- [PROBLEM] Quote the data below word for word, leaving out any picture.

--- Start RECORDS FOR THIS TASK ---

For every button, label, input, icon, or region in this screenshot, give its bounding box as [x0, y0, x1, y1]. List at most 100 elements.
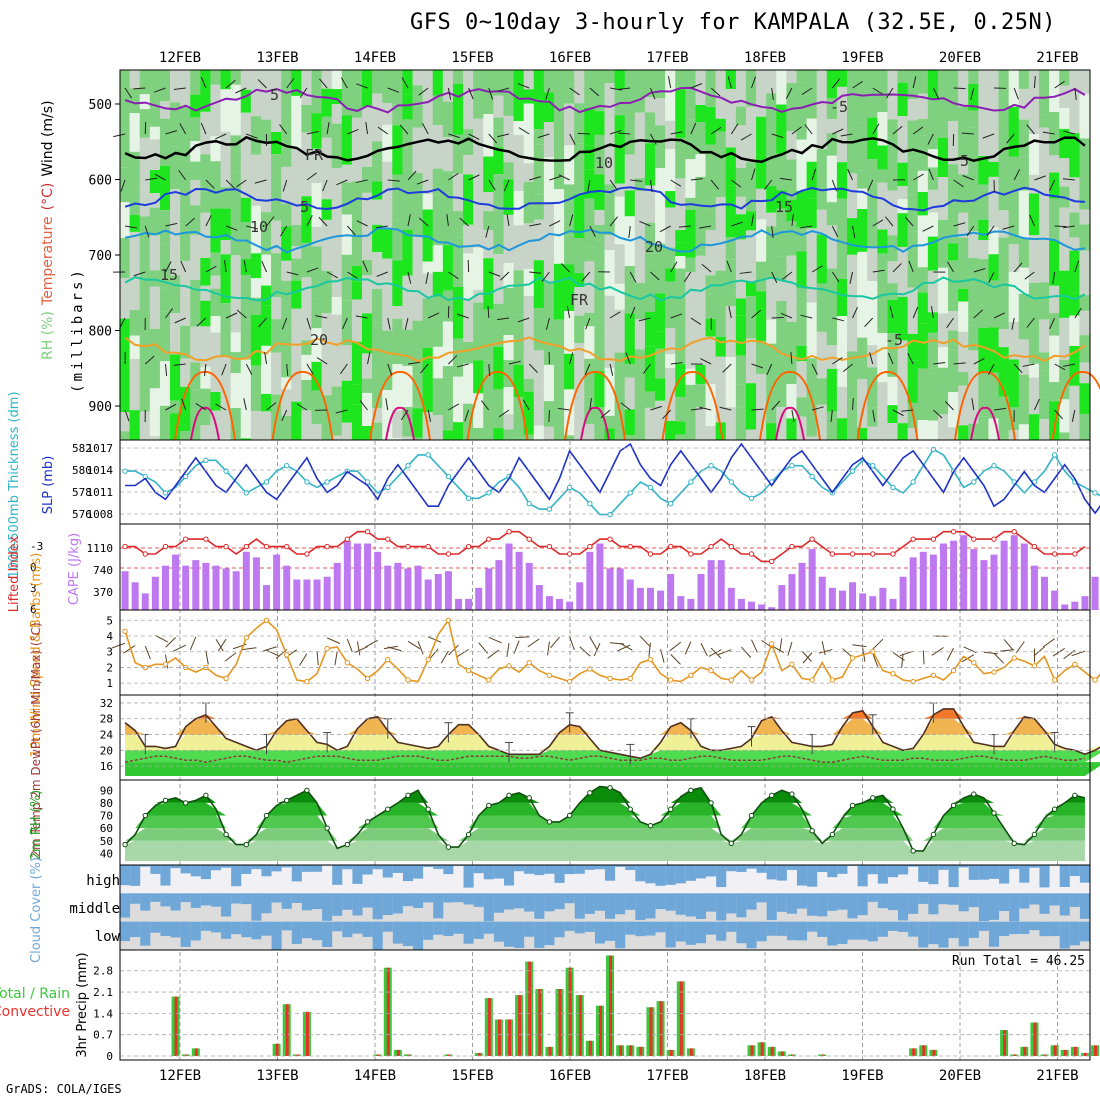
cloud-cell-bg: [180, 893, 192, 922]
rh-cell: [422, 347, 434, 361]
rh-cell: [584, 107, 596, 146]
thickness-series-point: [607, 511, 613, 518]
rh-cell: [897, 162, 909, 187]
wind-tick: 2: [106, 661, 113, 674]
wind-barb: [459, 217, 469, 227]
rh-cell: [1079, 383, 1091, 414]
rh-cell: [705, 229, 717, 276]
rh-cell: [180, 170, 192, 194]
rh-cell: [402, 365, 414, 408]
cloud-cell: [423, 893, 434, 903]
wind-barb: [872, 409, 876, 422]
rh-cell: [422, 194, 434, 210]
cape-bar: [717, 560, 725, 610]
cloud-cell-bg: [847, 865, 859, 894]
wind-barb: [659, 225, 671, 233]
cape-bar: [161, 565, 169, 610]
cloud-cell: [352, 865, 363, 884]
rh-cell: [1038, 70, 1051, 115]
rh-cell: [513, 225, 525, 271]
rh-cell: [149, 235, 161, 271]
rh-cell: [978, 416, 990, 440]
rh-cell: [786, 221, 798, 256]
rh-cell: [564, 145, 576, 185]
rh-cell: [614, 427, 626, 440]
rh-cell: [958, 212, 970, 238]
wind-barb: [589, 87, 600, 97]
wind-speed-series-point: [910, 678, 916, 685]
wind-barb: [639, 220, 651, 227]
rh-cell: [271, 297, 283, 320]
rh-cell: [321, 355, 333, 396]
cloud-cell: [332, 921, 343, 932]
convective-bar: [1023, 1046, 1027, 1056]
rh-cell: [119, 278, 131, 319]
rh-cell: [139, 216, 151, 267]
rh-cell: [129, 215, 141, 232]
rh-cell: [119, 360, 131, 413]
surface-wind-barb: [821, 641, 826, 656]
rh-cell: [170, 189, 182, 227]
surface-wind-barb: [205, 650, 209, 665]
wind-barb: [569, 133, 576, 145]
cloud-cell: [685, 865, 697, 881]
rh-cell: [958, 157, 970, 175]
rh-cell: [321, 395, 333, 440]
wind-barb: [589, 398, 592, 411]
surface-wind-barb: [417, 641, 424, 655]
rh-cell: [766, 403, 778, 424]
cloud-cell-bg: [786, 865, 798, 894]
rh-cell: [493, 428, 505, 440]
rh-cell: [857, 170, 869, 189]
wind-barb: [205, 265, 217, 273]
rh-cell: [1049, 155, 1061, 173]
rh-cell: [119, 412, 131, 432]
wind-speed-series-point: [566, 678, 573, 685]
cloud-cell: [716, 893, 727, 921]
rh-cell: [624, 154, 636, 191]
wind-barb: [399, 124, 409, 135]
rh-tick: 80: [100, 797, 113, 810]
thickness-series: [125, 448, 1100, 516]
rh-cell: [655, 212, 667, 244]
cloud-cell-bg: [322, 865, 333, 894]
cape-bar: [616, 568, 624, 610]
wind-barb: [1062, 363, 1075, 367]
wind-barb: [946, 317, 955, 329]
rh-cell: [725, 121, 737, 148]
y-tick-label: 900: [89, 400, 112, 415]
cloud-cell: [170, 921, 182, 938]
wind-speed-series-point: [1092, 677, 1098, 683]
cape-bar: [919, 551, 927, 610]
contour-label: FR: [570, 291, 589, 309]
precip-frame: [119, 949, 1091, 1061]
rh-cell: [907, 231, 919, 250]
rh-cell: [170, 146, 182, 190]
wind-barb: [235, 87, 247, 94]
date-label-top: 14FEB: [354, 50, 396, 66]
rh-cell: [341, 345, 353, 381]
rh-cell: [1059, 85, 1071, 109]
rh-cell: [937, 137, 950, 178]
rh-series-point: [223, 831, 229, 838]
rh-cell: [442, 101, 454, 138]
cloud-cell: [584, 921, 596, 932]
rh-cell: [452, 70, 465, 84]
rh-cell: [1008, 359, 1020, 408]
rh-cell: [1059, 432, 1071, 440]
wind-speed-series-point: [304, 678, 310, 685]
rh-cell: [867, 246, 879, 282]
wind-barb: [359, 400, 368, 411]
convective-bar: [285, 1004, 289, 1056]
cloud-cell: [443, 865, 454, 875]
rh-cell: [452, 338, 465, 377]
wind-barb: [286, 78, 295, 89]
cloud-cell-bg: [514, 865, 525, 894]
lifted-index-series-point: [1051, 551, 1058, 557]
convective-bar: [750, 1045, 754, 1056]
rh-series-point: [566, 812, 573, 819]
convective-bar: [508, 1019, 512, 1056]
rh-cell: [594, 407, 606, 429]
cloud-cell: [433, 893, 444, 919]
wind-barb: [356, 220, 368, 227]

--- End RECORDS FOR THIS TASK ---

- [RESPONSE TO THE EXERCISE]
For every button, label, input, icon, or region in this screenshot, give its bounding box as [x0, y0, x1, y1]. List at most 100 elements.
cloud-cell-bg: [180, 893, 192, 922]
rh-cell: [422, 347, 434, 361]
rh-cell: [584, 107, 596, 146]
thickness-series-point: [607, 511, 613, 518]
rh-cell: [897, 162, 909, 187]
wind-tick: 2: [106, 661, 113, 674]
wind-barb: [459, 217, 469, 227]
rh-cell: [1079, 383, 1091, 414]
rh-cell: [705, 229, 717, 276]
rh-cell: [180, 170, 192, 194]
rh-cell: [402, 365, 414, 408]
cloud-cell: [423, 893, 434, 903]
wind-barb: [872, 409, 876, 422]
rh-cell: [422, 194, 434, 210]
cape-bar: [717, 560, 725, 610]
cloud-cell-bg: [847, 865, 859, 894]
wind-barb: [659, 225, 671, 233]
cape-bar: [161, 565, 169, 610]
cloud-cell: [352, 865, 363, 884]
rh-cell: [1038, 70, 1051, 115]
rh-cell: [513, 225, 525, 271]
rh-cell: [149, 235, 161, 271]
rh-cell: [978, 416, 990, 440]
rh-cell: [786, 221, 798, 256]
rh-cell: [564, 145, 576, 185]
rh-cell: [614, 427, 626, 440]
rh-cell: [958, 212, 970, 238]
wind-barb: [589, 87, 600, 97]
wind-speed-series-point: [910, 678, 916, 685]
wind-barb: [639, 220, 651, 227]
rh-cell: [271, 297, 283, 320]
rh-cell: [321, 355, 333, 396]
cloud-cell: [332, 921, 343, 932]
convective-bar: [1023, 1046, 1027, 1056]
rh-cell: [119, 278, 131, 319]
rh-cell: [139, 216, 151, 267]
rh-cell: [129, 215, 141, 232]
rh-cell: [119, 360, 131, 413]
surface-wind-barb: [821, 641, 826, 656]
rh-cell: [170, 189, 182, 227]
surface-wind-barb: [205, 650, 209, 665]
wind-barb: [569, 133, 576, 145]
cloud-cell: [685, 865, 697, 881]
rh-cell: [958, 157, 970, 175]
rh-cell: [321, 395, 333, 440]
wind-barb: [589, 398, 592, 411]
surface-wind-barb: [417, 641, 424, 655]
rh-cell: [766, 403, 778, 424]
cloud-cell-bg: [786, 865, 798, 894]
rh-cell: [493, 428, 505, 440]
rh-cell: [857, 170, 869, 189]
wind-barb: [205, 265, 217, 273]
rh-cell: [1049, 155, 1061, 173]
rh-cell: [119, 412, 131, 432]
wind-speed-series-point: [566, 678, 573, 685]
cloud-cell: [716, 893, 727, 921]
rh-cell: [624, 154, 636, 191]
wind-barb: [399, 124, 409, 135]
rh-tick: 80: [100, 797, 113, 810]
thickness-series: [125, 448, 1100, 516]
rh-cell: [655, 212, 667, 244]
cloud-cell-bg: [322, 865, 333, 894]
cape-bar: [616, 568, 624, 610]
wind-barb: [1062, 363, 1075, 367]
wind-barb: [946, 317, 955, 329]
rh-cell: [725, 121, 737, 148]
y-tick-label: 900: [89, 400, 112, 415]
cloud-cell: [170, 921, 182, 938]
wind-speed-series-point: [1092, 677, 1098, 683]
cape-bar: [919, 551, 927, 610]
contour-label: FR: [570, 291, 589, 309]
precip-frame: [119, 949, 1091, 1061]
rh-cell: [907, 231, 919, 250]
rh-cell: [170, 146, 182, 190]
wind-barb: [235, 87, 247, 94]
date-label-top: 14FEB: [354, 50, 396, 66]
rh-cell: [341, 345, 353, 381]
rh-cell: [1059, 85, 1071, 109]
rh-cell: [937, 137, 950, 178]
rh-series-point: [223, 831, 229, 838]
rh-cell: [442, 101, 454, 138]
cloud-cell: [584, 921, 596, 932]
rh-cell: [452, 70, 465, 84]
rh-cell: [1008, 359, 1020, 408]
rh-cell: [1059, 432, 1071, 440]
wind-speed-series-point: [304, 678, 310, 685]
rh-cell: [867, 246, 879, 282]
wind-barb: [359, 400, 368, 411]
convective-bar: [285, 1004, 289, 1056]
cloud-cell: [443, 865, 454, 875]
rh-cell: [452, 338, 465, 377]
wind-barb: [286, 78, 295, 89]
cloud-cell-bg: [514, 865, 525, 894]
lifted-index-series-point: [1051, 551, 1058, 557]
convective-bar: [750, 1045, 754, 1056]
rh-series-point: [566, 812, 573, 819]
convective-bar: [508, 1019, 512, 1056]
rh-cell: [594, 407, 606, 429]
cloud-cell: [433, 893, 444, 919]
wind-barb: [356, 220, 368, 227]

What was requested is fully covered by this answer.